Data extract:
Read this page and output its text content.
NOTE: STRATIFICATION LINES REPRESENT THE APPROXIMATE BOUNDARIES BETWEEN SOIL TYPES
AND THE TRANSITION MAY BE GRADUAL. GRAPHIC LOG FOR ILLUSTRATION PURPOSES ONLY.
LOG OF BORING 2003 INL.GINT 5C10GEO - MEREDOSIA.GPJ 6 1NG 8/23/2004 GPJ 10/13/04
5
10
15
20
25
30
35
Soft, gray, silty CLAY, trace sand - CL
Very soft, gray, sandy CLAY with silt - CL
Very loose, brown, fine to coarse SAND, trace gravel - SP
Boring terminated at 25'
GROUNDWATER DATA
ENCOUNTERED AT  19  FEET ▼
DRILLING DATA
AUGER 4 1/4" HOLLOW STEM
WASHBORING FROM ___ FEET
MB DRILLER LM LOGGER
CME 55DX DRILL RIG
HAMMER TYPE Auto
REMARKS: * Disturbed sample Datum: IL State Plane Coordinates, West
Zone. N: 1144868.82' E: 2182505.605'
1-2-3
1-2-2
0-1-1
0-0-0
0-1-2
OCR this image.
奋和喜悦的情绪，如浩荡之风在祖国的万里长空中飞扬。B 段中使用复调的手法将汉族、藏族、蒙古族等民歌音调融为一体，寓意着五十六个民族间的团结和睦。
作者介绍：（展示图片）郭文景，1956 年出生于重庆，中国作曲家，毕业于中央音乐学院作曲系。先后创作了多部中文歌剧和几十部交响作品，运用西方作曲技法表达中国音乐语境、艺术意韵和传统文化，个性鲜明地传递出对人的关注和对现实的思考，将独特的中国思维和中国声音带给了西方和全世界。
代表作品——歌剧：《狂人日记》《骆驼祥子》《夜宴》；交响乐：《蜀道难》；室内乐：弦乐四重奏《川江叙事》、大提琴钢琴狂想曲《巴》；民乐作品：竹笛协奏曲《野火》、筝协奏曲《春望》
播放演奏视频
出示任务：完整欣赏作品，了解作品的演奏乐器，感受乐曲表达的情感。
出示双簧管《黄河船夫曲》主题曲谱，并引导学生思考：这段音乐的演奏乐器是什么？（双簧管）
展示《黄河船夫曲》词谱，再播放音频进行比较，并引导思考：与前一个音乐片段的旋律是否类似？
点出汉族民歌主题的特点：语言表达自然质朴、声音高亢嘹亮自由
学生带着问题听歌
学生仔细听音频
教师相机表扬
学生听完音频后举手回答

Directions: Exactly reproduce every record.

In response:
Read this page and output its text content.
NOTE: STRATIFICATION LINES REPRESENT THE APPROXIMATE BOUNDARIES BETWEEN SOIL TYPES
AND THE TRANSITION MAY BE GRADUAL. GRAPHIC LOG FOR ILLUSTRATION PURPOSES ONLY.
LOG OF BORING 2003 INL.GINT 5C10GEO - MEREDOSIA.GPJ 6 1NG 8/23/2004 GPJ 10/13/04
5
10
15
20
25
30
35
Soft, gray, silty CLAY, trace sand - CL
Very soft, gray, sandy CLAY with silt - CL
Very loose, brown, fine to coarse SAND, trace gravel - SP
Boring terminated at 25'
GROUNDWATER DATA
ENCOUNTERED AT  19  FEET ▼
DRILLING DATA
AUGER 4 1/4" HOLLOW STEM
WASHBORING FROM ___ FEET
MB DRILLER LM LOGGER
CME 55DX DRILL RIG
HAMMER TYPE Auto
REMARKS: * Disturbed sample Datum: IL State Plane Coordinates, West
Zone. N: 1144868.82' E: 2182505.605'
1-2-3
1-2-2
0-1-1
0-0-0
0-1-2
OCR this image.
奋和喜悦的情绪，如浩荡之风在祖国的万里长空中飞扬。B 段中使用复调的手法将汉族、藏族、蒙古族等民歌音调融为一体，寓意着五十六个民族间的团结和睦。
作者介绍：（展示图片）郭文景，1956 年出生于重庆，中国作曲家，毕业于中央音乐学院作曲系。先后创作了多部中文歌剧和几十部交响作品，运用西方作曲技法表达中国音乐语境、艺术意韵和传统文化，个性鲜明地传递出对人的关注和对现实的思考，将独特的中国思维和中国声音带给了西方和全世界。
代表作品——歌剧：《狂人日记》《骆驼祥子》《夜宴》；交响乐：《蜀道难》；室内乐：弦乐四重奏《川江叙事》、大提琴钢琴狂想曲《巴》；民乐作品：竹笛协奏曲《野火》、筝协奏曲《春望》
播放演奏视频
出示任务：完整欣赏作品，了解作品的演奏乐器，感受乐曲表达的情感。
出示双簧管《黄河船夫曲》主题曲谱，并引导学生思考：这段音乐的演奏乐器是什么？（双簧管）
展示《黄河船夫曲》词谱，再播放音频进行比较，并引导思考：与前一个音乐片段的旋律是否类似？
点出汉族民歌主题的特点：语言表达自然质朴、声音高亢嘹亮自由
学生带着问题听歌
学生仔细听音频
教师相机表扬
学生听完音频后举手回答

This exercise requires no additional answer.